WHAT YOU WILL DO:
Give the material once more, word for word, without any images.

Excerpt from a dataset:
....................

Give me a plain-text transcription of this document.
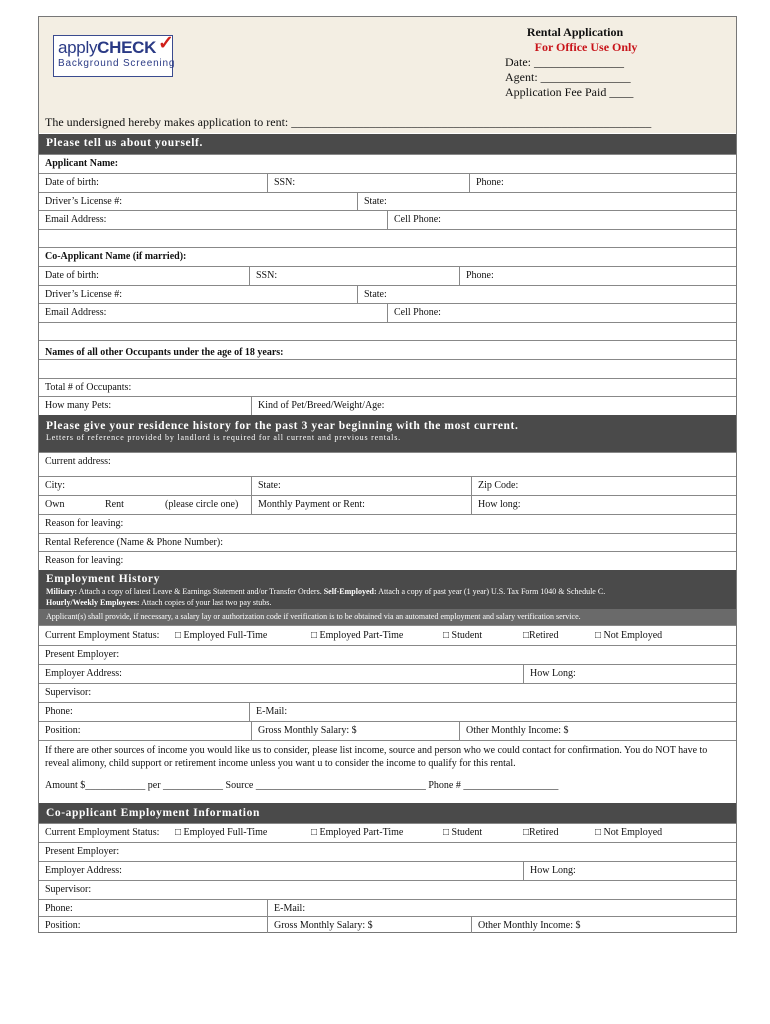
applyCHECK ✓
Background Screening
Rental Application
For Office Use Only
Date: _______________
Agent: _______________
Application Fee Paid ____
The undersigned hereby makes application to rent: ____________________________________________________________
Please tell us about yourself.
Applicant Name:
Date of birth:	SSN:	Phone:
Driver’s License #:	State:
Email Address:	Cell Phone:
Co-Applicant Name (if married):
Date of birth:	SSN:	Phone:
Driver’s License #:	State:
Email Address:	Cell Phone:
Names of all other Occupants under the age of 18 years:
Total # of Occupants:
How many Pets:	Kind of Pet/Breed/Weight/Age:
Please give your residence history for the past 3 year beginning with the most current.
Letters of reference provided by landlord is required for all current and previous rentals.
Current address:
City:	State:	Zip Code:
Own	Rent	(please circle one)	Monthly Payment or Rent:	How long:
Reason for leaving:
Rental Reference (Name & Phone Number):
Reason for leaving:
Employment History
Military: Attach a copy of latest Leave & Earnings Statement and/or Transfer Orders. Self-Employed: Attach a copy of past year (1 year) U.S. Tax Form 1040 & Schedule C.
Hourly/Weekly Employees: Attach copies of your last two pay stubs.
Applicant(s) shall provide, if necessary, a salary lay or authorization code if verification is to be obtained via an automated employment and salary verification service.
Current Employment Status:	□ Employed Full-Time	□ Employed Part-Time	□ Student	□Retired	□ Not Employed
Present Employer:
Employer Address:	How Long:
Supervisor:
Phone:	E-Mail:
Position:	Gross Monthly Salary: $	Other Monthly Income: $
If there are other sources of income you would like us to consider, please list income, source and person who we could contact for confirmation. You do NOT have to reveal alimony, child support or retirement income unless you want u to consider the income to qualify for this rental.
Amount $____________ per ____________ Source __________________________________ Phone # ___________________
Co-applicant Employment Information
Current Employment Status:	□ Employed Full-Time	□ Employed Part-Time	□ Student	□Retired	□ Not Employed
Present Employer:
Employer Address:	How Long:
Supervisor:
Phone:	E-Mail:
Position:	Gross Monthly Salary: $	Other Monthly Income: $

....................

RESULT OF THIS EXERCISE:
Give me a plain-text transcription of this document.
applyCHECK ✓
Background Screening
Rental Application
For Office Use Only
Date: _______________
Agent: _______________
Application Fee Paid ____
The undersigned hereby makes application to rent: ____________________________________________________________
Please tell us about yourself.
Applicant Name:
Date of birth:	SSN:	Phone:
Driver’s License #:	State:
Email Address:	Cell Phone:
Co-Applicant Name (if married):
Date of birth:	SSN:	Phone:
Driver’s License #:	State:
Email Address:	Cell Phone:
Names of all other Occupants under the age of 18 years:
Total # of Occupants:
How many Pets:	Kind of Pet/Breed/Weight/Age:
Please give your residence history for the past 3 year beginning with the most current.
Letters of reference provided by landlord is required for all current and previous rentals.
Current address:
City:	State:	Zip Code:
Own	Rent	(please circle one)	Monthly Payment or Rent:	How long:
Reason for leaving:
Rental Reference (Name & Phone Number):
Reason for leaving:
Employment History
Military: Attach a copy of latest Leave & Earnings Statement and/or Transfer Orders. Self-Employed: Attach a copy of past year (1 year) U.S. Tax Form 1040 & Schedule C.
Hourly/Weekly Employees: Attach copies of your last two pay stubs.
Applicant(s) shall provide, if necessary, a salary lay or authorization code if verification is to be obtained via an automated employment and salary verification service.
Current Employment Status:	□ Employed Full-Time	□ Employed Part-Time	□ Student	□Retired	□ Not Employed
Present Employer:
Employer Address:	How Long:
Supervisor:
Phone:	E-Mail:
Position:	Gross Monthly Salary: $	Other Monthly Income: $
If there are other sources of income you would like us to consider, please list income, source and person who we could contact for confirmation. You do NOT have to reveal alimony, child support or retirement income unless you want u to consider the income to qualify for this rental.
Amount $____________ per ____________ Source __________________________________ Phone # ___________________
Co-applicant Employment Information
Current Employment Status:	□ Employed Full-Time	□ Employed Part-Time	□ Student	□Retired	□ Not Employed
Present Employer:
Employer Address:	How Long:
Supervisor:
Phone:	E-Mail:
Position:	Gross Monthly Salary: $	Other Monthly Income: $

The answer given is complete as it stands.